• [OBJECTIVE]:
Which lines hold the word "ylabel"? Copy each one.

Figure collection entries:
------

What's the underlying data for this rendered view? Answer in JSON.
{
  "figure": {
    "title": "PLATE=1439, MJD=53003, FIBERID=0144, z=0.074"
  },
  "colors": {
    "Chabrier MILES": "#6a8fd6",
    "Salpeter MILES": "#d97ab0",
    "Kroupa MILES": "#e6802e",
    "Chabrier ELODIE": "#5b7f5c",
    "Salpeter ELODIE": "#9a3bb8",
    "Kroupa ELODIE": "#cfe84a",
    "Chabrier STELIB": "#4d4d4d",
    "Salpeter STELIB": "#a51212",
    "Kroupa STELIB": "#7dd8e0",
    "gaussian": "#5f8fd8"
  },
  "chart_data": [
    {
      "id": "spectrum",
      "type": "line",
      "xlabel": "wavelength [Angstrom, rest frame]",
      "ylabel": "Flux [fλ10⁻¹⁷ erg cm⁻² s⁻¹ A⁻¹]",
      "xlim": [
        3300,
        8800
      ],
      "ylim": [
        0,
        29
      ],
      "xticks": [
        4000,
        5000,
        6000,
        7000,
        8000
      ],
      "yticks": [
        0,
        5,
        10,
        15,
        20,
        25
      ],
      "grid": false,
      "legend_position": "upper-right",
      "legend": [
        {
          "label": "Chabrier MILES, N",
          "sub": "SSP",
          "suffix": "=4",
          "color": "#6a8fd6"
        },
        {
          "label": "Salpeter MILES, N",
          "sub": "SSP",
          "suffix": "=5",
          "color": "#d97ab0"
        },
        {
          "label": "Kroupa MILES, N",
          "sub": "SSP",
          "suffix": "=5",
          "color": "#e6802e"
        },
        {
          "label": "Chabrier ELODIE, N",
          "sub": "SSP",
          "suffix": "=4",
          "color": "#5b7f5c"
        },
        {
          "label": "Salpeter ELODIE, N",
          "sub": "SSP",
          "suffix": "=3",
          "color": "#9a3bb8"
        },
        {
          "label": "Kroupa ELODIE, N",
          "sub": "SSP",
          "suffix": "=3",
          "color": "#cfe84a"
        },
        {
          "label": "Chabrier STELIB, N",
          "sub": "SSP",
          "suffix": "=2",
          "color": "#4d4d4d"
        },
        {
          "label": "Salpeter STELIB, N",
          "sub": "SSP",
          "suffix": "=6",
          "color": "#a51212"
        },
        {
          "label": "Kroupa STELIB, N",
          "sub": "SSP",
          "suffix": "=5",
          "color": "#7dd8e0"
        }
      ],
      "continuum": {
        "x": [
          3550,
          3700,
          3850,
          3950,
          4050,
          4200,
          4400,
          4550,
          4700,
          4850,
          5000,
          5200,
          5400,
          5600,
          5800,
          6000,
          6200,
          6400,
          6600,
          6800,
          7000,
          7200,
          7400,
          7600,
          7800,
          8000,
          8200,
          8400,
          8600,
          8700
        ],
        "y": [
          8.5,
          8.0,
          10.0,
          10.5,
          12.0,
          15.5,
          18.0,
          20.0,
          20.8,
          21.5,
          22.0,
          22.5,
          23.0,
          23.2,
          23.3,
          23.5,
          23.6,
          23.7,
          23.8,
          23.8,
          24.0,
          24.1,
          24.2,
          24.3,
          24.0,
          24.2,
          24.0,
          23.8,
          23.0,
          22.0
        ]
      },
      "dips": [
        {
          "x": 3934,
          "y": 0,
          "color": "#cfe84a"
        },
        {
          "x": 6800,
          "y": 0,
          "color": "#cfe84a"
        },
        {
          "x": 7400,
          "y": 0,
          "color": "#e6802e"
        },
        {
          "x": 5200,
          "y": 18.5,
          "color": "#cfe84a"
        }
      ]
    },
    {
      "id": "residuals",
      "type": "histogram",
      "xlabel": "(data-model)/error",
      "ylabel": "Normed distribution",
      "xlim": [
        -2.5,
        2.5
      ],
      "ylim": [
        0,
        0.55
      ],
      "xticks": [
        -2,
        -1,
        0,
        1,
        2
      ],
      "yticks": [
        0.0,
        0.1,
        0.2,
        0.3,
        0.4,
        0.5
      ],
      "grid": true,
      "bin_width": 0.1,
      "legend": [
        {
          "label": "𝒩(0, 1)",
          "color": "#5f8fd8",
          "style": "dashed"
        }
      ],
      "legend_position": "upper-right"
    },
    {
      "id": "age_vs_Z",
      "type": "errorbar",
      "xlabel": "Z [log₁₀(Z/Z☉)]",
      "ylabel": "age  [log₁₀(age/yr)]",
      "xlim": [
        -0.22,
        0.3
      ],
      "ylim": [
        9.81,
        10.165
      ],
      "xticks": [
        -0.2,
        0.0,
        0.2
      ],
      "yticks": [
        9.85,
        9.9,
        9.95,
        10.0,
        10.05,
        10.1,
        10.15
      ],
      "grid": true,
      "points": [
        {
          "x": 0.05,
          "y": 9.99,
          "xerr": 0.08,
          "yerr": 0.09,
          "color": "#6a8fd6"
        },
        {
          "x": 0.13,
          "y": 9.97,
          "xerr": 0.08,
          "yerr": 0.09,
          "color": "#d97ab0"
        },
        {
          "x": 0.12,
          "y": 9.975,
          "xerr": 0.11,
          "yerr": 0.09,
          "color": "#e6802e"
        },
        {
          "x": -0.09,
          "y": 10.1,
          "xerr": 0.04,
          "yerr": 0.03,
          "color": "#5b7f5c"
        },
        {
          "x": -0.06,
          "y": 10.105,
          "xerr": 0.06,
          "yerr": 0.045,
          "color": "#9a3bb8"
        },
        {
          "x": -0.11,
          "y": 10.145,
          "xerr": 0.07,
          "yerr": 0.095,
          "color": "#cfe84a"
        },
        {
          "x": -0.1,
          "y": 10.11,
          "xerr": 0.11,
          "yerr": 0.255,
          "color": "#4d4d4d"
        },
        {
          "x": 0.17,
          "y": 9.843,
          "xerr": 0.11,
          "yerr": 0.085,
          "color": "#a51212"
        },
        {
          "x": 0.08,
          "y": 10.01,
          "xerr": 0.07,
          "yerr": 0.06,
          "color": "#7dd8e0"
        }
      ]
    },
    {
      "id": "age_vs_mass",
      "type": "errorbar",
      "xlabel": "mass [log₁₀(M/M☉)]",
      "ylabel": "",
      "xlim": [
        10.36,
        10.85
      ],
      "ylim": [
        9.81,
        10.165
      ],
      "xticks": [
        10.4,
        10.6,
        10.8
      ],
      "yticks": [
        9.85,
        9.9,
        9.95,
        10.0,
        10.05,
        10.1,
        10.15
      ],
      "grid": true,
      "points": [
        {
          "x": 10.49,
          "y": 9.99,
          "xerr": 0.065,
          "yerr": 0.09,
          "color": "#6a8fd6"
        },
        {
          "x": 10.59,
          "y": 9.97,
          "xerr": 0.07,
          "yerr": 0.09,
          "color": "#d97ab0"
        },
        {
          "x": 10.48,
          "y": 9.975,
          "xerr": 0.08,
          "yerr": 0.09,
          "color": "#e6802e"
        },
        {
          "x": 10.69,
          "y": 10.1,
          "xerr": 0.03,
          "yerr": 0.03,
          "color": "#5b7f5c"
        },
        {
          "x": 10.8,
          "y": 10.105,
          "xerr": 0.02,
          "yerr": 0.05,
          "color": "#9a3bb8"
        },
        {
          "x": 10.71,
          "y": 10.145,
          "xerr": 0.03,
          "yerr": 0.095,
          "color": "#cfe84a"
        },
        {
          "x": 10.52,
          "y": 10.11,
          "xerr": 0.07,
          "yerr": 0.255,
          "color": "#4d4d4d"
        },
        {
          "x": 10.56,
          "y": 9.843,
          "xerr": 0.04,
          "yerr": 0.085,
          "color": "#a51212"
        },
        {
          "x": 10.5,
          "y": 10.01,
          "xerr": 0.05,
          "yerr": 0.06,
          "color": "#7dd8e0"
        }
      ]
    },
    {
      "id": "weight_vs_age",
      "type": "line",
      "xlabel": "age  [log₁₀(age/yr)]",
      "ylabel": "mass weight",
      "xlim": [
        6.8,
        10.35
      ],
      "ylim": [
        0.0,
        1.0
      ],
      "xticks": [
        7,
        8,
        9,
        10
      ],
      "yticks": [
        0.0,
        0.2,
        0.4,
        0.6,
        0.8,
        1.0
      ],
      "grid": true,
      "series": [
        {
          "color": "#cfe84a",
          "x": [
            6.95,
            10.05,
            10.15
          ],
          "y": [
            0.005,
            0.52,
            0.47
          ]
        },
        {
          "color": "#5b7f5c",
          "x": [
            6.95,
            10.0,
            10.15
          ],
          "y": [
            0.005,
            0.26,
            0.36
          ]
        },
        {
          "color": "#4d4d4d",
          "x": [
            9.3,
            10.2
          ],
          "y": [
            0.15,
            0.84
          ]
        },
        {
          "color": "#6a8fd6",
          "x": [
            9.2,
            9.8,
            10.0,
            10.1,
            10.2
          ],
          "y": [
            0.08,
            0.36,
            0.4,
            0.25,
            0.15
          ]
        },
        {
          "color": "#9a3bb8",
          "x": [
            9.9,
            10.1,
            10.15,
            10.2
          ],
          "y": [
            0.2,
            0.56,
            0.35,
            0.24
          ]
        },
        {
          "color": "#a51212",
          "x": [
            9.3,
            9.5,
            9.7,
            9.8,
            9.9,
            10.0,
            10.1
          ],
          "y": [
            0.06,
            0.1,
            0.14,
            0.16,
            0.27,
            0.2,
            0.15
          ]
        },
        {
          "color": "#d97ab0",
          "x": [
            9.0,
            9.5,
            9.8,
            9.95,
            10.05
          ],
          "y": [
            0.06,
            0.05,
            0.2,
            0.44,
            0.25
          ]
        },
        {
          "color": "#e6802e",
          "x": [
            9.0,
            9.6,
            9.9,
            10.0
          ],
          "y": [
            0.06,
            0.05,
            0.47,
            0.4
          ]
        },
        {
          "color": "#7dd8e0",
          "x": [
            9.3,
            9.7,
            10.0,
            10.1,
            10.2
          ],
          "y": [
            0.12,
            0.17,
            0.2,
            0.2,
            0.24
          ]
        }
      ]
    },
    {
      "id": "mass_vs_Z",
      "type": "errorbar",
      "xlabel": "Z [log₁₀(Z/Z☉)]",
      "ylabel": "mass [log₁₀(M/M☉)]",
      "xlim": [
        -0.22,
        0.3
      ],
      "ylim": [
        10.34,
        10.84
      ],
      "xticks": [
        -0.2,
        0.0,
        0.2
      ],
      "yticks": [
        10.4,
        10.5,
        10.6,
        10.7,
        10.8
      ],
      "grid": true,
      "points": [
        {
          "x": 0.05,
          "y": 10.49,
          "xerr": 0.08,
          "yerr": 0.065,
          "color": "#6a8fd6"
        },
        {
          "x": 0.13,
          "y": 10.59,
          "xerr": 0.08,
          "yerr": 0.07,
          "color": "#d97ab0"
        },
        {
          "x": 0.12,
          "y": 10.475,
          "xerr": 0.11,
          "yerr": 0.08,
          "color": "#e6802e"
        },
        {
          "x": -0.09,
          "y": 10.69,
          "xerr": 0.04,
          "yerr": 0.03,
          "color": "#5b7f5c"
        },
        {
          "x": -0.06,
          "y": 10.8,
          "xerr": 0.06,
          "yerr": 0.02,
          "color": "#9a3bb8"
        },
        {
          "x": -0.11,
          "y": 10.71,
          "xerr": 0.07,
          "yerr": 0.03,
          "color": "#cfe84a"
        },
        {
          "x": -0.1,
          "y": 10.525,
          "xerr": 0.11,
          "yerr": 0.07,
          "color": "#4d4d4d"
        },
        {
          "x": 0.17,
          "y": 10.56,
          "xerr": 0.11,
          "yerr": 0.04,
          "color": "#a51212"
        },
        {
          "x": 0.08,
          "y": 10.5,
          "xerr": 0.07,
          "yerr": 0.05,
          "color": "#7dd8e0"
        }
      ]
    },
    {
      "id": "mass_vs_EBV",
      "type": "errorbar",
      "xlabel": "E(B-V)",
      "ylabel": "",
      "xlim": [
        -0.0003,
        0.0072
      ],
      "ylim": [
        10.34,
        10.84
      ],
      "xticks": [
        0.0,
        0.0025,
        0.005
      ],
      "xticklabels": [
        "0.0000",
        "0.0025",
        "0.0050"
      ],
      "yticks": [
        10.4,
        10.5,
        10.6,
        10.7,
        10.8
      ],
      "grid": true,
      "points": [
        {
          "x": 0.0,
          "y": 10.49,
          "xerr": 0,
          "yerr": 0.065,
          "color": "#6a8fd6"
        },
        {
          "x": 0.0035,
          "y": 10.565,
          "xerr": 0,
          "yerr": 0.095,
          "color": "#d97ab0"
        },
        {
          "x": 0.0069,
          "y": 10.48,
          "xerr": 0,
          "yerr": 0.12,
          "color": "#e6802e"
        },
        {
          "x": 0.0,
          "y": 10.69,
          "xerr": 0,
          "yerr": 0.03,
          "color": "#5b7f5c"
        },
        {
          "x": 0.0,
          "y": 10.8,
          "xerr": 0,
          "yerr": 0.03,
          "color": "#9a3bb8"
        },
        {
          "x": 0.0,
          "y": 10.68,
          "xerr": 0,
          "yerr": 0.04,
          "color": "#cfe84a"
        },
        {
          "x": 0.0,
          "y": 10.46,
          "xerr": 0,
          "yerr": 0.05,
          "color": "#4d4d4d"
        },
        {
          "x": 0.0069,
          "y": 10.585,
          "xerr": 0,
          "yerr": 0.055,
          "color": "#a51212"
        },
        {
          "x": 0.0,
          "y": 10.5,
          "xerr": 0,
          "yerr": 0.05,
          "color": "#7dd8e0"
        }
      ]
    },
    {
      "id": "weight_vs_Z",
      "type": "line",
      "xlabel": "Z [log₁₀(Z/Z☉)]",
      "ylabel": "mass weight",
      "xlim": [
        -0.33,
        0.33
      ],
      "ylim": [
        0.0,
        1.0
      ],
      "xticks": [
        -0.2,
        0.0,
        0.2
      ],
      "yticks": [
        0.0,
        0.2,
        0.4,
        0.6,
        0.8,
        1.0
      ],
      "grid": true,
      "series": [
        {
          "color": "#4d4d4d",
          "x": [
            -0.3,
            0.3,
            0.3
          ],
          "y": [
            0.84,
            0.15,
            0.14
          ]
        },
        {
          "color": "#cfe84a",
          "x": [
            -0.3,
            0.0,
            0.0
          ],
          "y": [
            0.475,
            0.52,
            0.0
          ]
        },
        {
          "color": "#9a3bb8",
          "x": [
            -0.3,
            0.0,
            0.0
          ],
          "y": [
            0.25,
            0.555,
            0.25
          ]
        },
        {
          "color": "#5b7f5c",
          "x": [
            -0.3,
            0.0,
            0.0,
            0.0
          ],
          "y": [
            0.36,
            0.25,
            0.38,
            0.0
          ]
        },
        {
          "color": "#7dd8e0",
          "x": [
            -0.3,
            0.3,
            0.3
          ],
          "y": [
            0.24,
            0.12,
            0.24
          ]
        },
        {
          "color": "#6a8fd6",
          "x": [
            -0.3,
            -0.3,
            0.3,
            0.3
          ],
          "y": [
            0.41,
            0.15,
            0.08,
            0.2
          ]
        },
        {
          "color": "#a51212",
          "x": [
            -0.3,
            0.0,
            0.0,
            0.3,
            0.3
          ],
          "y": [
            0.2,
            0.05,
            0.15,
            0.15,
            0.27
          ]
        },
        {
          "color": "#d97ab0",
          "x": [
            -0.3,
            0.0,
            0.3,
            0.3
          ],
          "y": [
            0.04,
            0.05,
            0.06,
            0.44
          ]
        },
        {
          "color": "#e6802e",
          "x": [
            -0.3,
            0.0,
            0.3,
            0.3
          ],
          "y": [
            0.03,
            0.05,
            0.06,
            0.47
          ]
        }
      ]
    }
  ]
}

------

• [ANSWER TO THE TASK]:
      "ylabel": "Flux [fλ10⁻¹⁷ erg cm⁻² s⁻¹ A⁻¹]",
      "ylabel": "Normed distribution",
      "ylabel": "age  [log₁₀(age/yr)]",
      "ylabel": "",
      "ylabel": "mass weight",
      "ylabel": "mass [log₁₀(M/M☉)]",
      "ylabel": "",
      "ylabel": "mass weight",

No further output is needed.